> _The exercise_
Find every line with the word "text". Copy those lines.

────────────────────

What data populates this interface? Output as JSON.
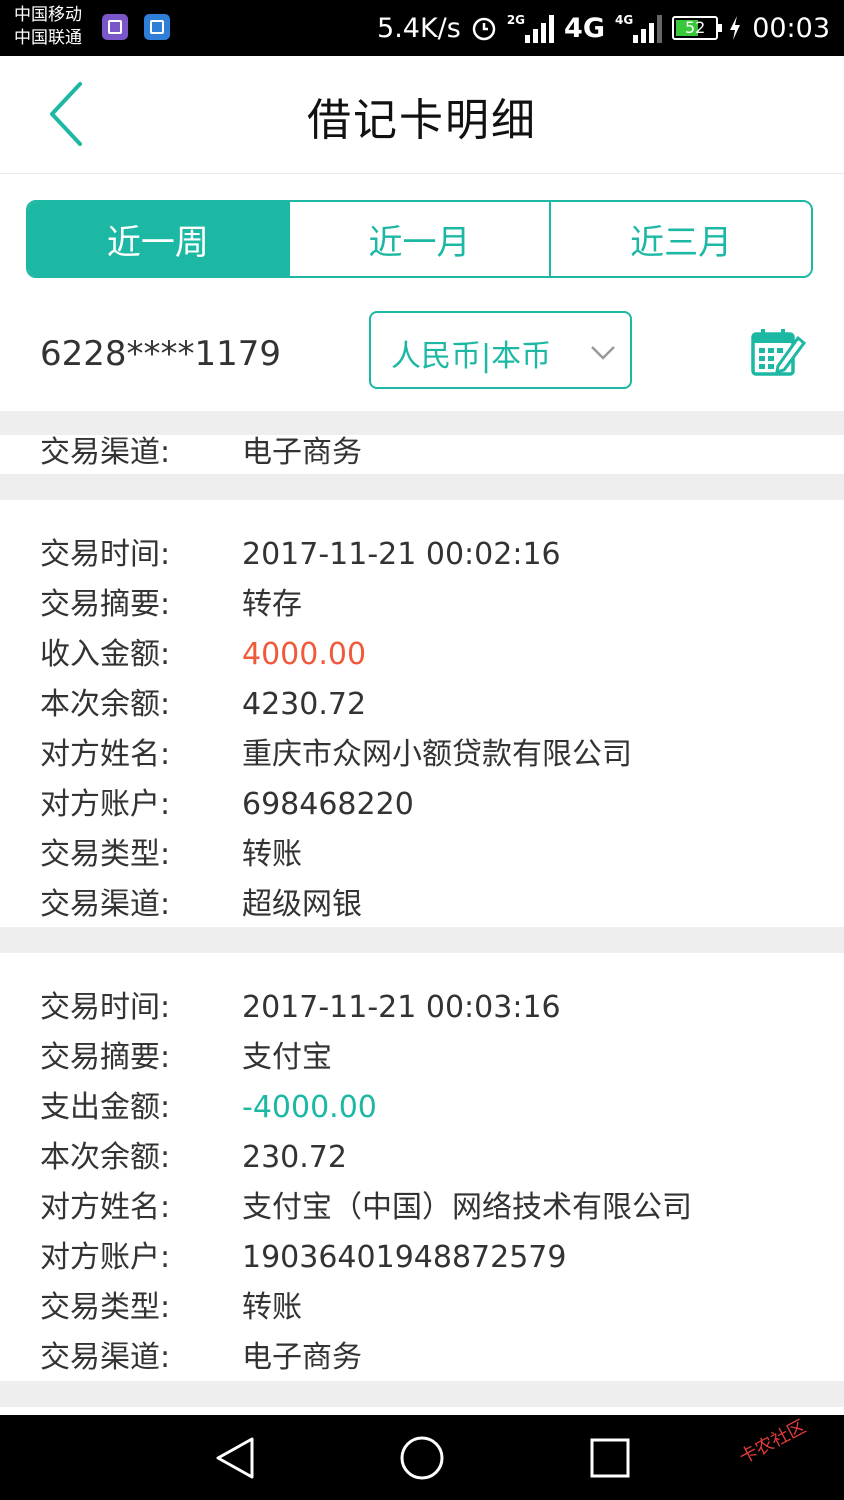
{
  "status_bar": {
    "carrier_1": "中国移动",
    "carrier_2": "中国联通",
    "net_speed": "5.4K/s",
    "sig_2g": "2G",
    "net_4g_1": "4G",
    "net_4g_2": "4G",
    "battery": "52",
    "time": "00:03"
  },
  "header": {
    "title": "借记卡明细"
  },
  "tabs": [
    {
      "label": "近一周",
      "active": true
    },
    {
      "label": "近一月",
      "active": false
    },
    {
      "label": "近三月",
      "active": false
    }
  ],
  "account": {
    "card_number": "6228****1179",
    "currency_selected": "人民币|本币"
  },
  "records": [
    {
      "partial": true,
      "fields": [
        {
          "key": "交易渠道:",
          "value": "电子商务"
        }
      ]
    },
    {
      "fields": [
        {
          "key": "交易时间:",
          "value": "2017-11-21 00:02:16"
        },
        {
          "key": "交易摘要:",
          "value": "转存"
        },
        {
          "key": "收入金额:",
          "value": "4000.00",
          "tone": "income"
        },
        {
          "key": "本次余额:",
          "value": "4230.72"
        },
        {
          "key": "对方姓名:",
          "value": "重庆市众网小额贷款有限公司"
        },
        {
          "key": "对方账户:",
          "value": "698468220"
        },
        {
          "key": "交易类型:",
          "value": "转账"
        },
        {
          "key": "交易渠道:",
          "value": "超级网银"
        }
      ]
    },
    {
      "fields": [
        {
          "key": "交易时间:",
          "value": "2017-11-21 00:03:16"
        },
        {
          "key": "交易摘要:",
          "value": "支付宝"
        },
        {
          "key": "支出金额:",
          "value": "-4000.00",
          "tone": "expense"
        },
        {
          "key": "本次余额:",
          "value": "230.72"
        },
        {
          "key": "对方姓名:",
          "value": "支付宝（中国）网络技术有限公司"
        },
        {
          "key": "对方账户:",
          "value": "19036401948872579"
        },
        {
          "key": "交易类型:",
          "value": "转账"
        },
        {
          "key": "交易渠道:",
          "value": "电子商务"
        }
      ]
    }
  ],
  "watermark": "卡农社区",
  "colors": {
    "accent": "#1cb8a3",
    "income": "#f05a3a",
    "text": "#333333",
    "separator": "#eeeeee"
  },
  "icons": {
    "back": "chevron-left-icon",
    "currency_dropdown": "chevron-down-icon",
    "calendar": "calendar-edit-icon",
    "nav_back": "triangle-back-icon",
    "nav_home": "circle-home-icon",
    "nav_recent": "square-recent-icon"
  }
}
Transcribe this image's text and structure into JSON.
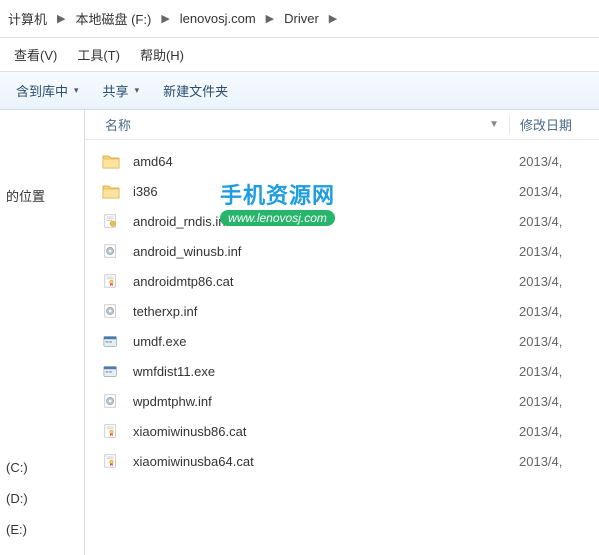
{
  "breadcrumb": {
    "items": [
      "计算机",
      "本地磁盘 (F:)",
      "lenovosj.com",
      "Driver"
    ]
  },
  "menubar": {
    "view": "查看(V)",
    "tools": "工具(T)",
    "help": "帮助(H)"
  },
  "toolbar": {
    "include": "含到库中",
    "share": "共享",
    "newfolder": "新建文件夹"
  },
  "sidebar": {
    "location": "的位置",
    "drives": [
      "(C:)",
      "(D:)",
      "(E:)"
    ]
  },
  "columns": {
    "name": "名称",
    "date": "修改日期"
  },
  "files": [
    {
      "name": "amd64",
      "type": "folder",
      "date": "2013/4,"
    },
    {
      "name": "i386",
      "type": "folder",
      "date": "2013/4,"
    },
    {
      "name": "android_rndis.inf",
      "type": "inf",
      "date": "2013/4,"
    },
    {
      "name": "android_winusb.inf",
      "type": "gear",
      "date": "2013/4,"
    },
    {
      "name": "androidmtp86.cat",
      "type": "cat",
      "date": "2013/4,"
    },
    {
      "name": "tetherxp.inf",
      "type": "gear",
      "date": "2013/4,"
    },
    {
      "name": "umdf.exe",
      "type": "exe",
      "date": "2013/4,"
    },
    {
      "name": "wmfdist11.exe",
      "type": "exe",
      "date": "2013/4,"
    },
    {
      "name": "wpdmtphw.inf",
      "type": "gear",
      "date": "2013/4,"
    },
    {
      "name": "xiaomiwinusb86.cat",
      "type": "cat",
      "date": "2013/4,"
    },
    {
      "name": "xiaomiwinusba64.cat",
      "type": "cat",
      "date": "2013/4,"
    }
  ],
  "watermark": {
    "title": "手机资源网",
    "url": "www.lenovosj.com"
  }
}
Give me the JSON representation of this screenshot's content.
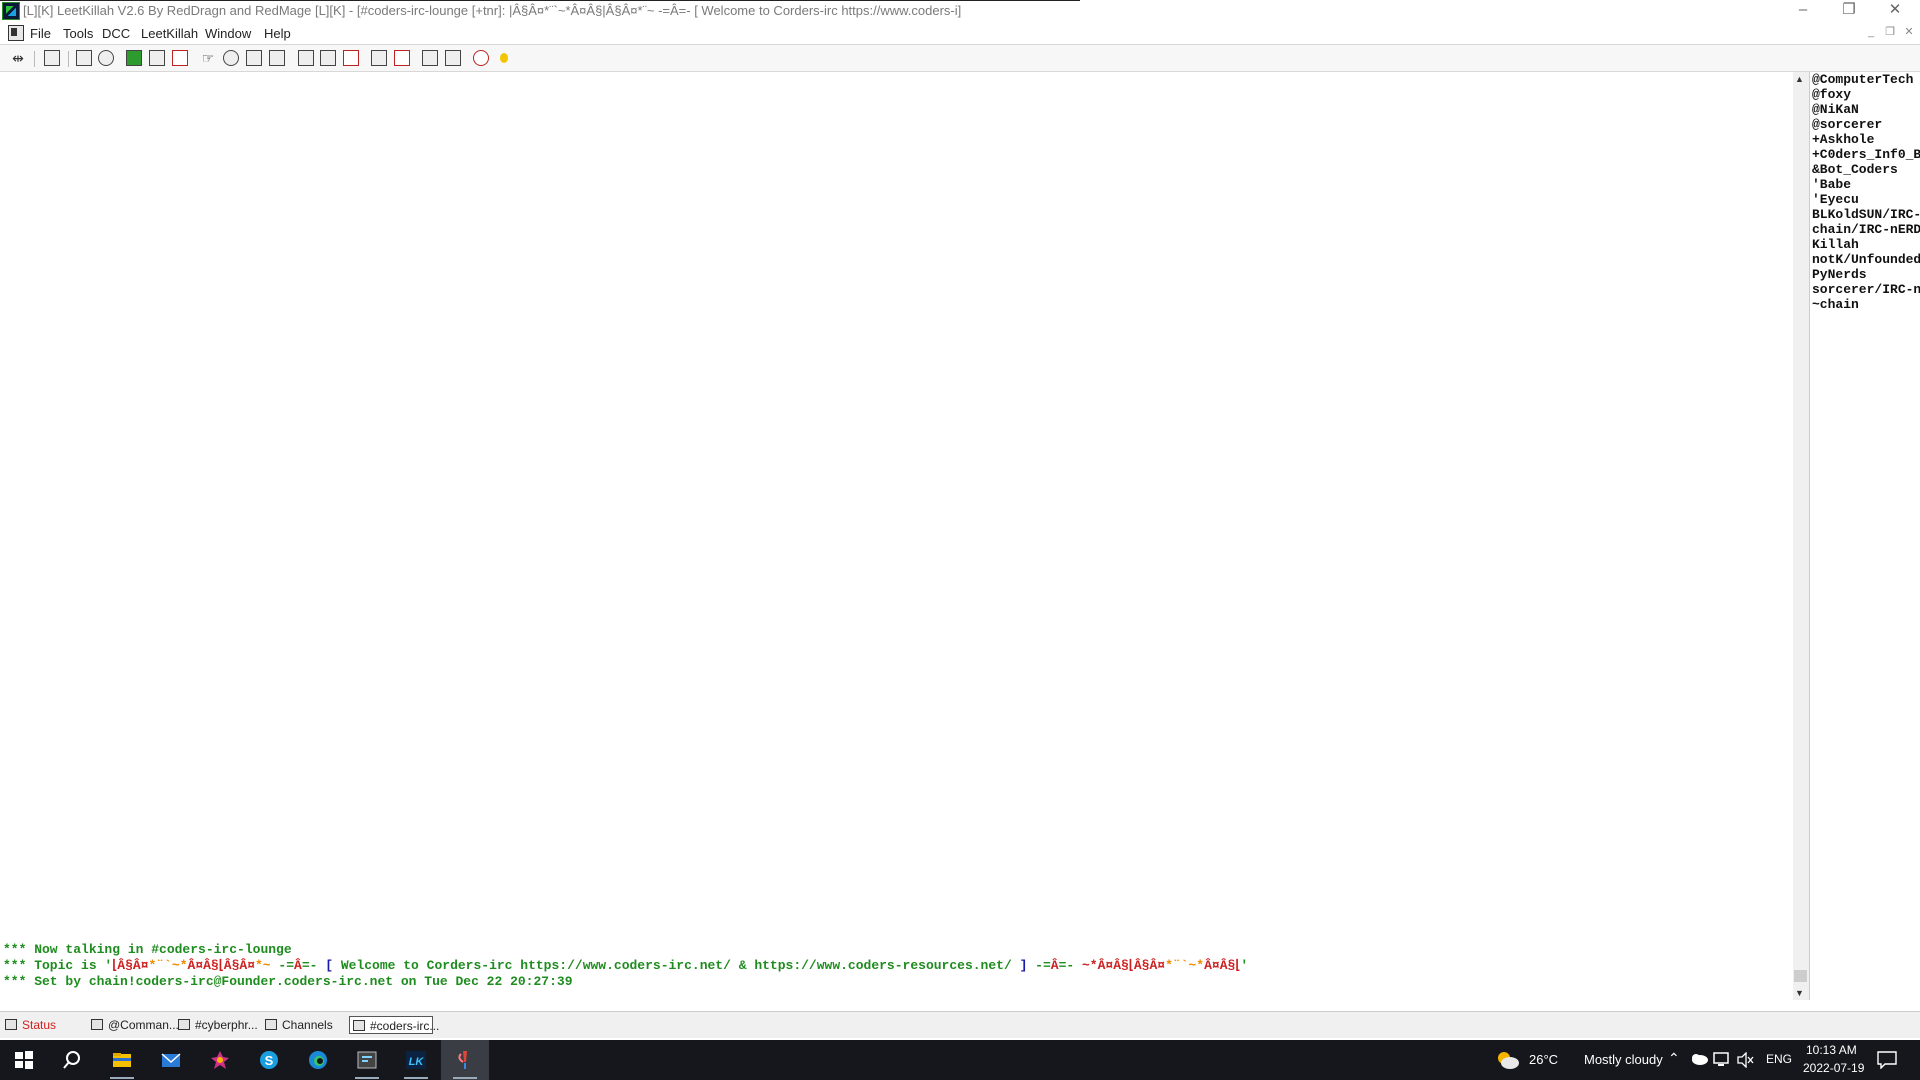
{
  "window": {
    "title": "[L][K] LeetKillah V2.6 By RedDragn and RedMage [L][K] - [#coders-irc-lounge [+tnr]: |Â§Â¤*¨`~*Â¤Â§|Â§Â¤*¨~ -=Â=- [ Welcome to Corders-irc https://www.coders-i]",
    "controls": {
      "minimize": "–",
      "restore": "❐",
      "close": "✕"
    }
  },
  "menu": [
    "File",
    "Tools",
    "DCC",
    "LeetKillah",
    "Window",
    "Help"
  ],
  "mdi_controls": {
    "minimize": "_",
    "restore": "❐",
    "close": "✕"
  },
  "toolbar": {
    "icons": [
      "connect-icon",
      "options-icon",
      "address-book-icon",
      "url-list-icon",
      "script-editor-icon",
      "colors-icon",
      "remote-icon",
      "send-icon",
      "ping-icon",
      "channel-list-icon",
      "notify-icon",
      "tile-window-icon",
      "cascade-window-icon",
      "close-window-icon",
      "dcc-send-icon",
      "dcc-chat-icon",
      "split-horizontal-icon",
      "split-vertical-icon",
      "help-icon",
      "user-icon"
    ]
  },
  "chat": {
    "line1": "*** Now talking in #coders-irc-lounge",
    "line2_prefix": "*** Topic is '",
    "line2_red1": "⌊Â§Â¤",
    "line2_orange1": "*¨`~*",
    "line2_red2": "Â¤Â§⌊Â§Â¤",
    "line2_orange2": "*~",
    "line2_mid1": " -=",
    "line2_red3": "Â",
    "line2_mid2": "=- ",
    "line2_bracket_open": "[",
    "line2_welcome": " Welcome to Corders-irc https://www.coders-irc.net/ & https://www.coders-resources.net/ ",
    "line2_bracket_close": "]",
    "line2_mid3": " -=",
    "line2_red4": "Â",
    "line2_mid4": "=- ",
    "line2_red5": "~*Â¤Â§⌊Â§Â¤",
    "line2_orange3": "*¨`~*",
    "line2_red6": "Â¤Â§⌊",
    "line2_suffix": "'",
    "line3": "*** Set by chain!coders-irc@Founder.coders-irc.net on Tue Dec 22 20:27:39"
  },
  "nicklist": [
    "@ComputerTech",
    "@foxy",
    "@NiKaN",
    "@sorcerer",
    "+Askhole",
    "+C0ders_Inf0_B",
    "&Bot_Coders",
    "'Babe",
    "'Eyecu",
    "BLKoldSUN/IRC-",
    "chain/IRC-nERD",
    "Killah",
    "notK/Unfounded",
    "PyNerds",
    "sorcerer/IRC-n",
    "~chain"
  ],
  "switchbar": [
    {
      "label": "Status",
      "type": "status"
    },
    {
      "label": "@Comman...",
      "type": "normal"
    },
    {
      "label": "#cyberphr...",
      "type": "normal"
    },
    {
      "label": "Channels",
      "type": "normal"
    },
    {
      "label": "#coders-irc...",
      "type": "active"
    }
  ],
  "taskbar": {
    "apps": [
      "start-icon",
      "search-icon",
      "file-explorer-icon",
      "mail-icon",
      "app-star-icon",
      "skype-icon",
      "edge-icon",
      "terminal-icon",
      "leetkillah-icon",
      "irc-active-icon"
    ],
    "weather_temp": "26°C",
    "weather_desc": "Mostly cloudy",
    "lang": "ENG",
    "time": "10:13 AM",
    "date": "2022-07-19"
  }
}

────────────────────

> _Solution to this task_
    "text": "#333333",
Transcribe this image's text and structure into JSON.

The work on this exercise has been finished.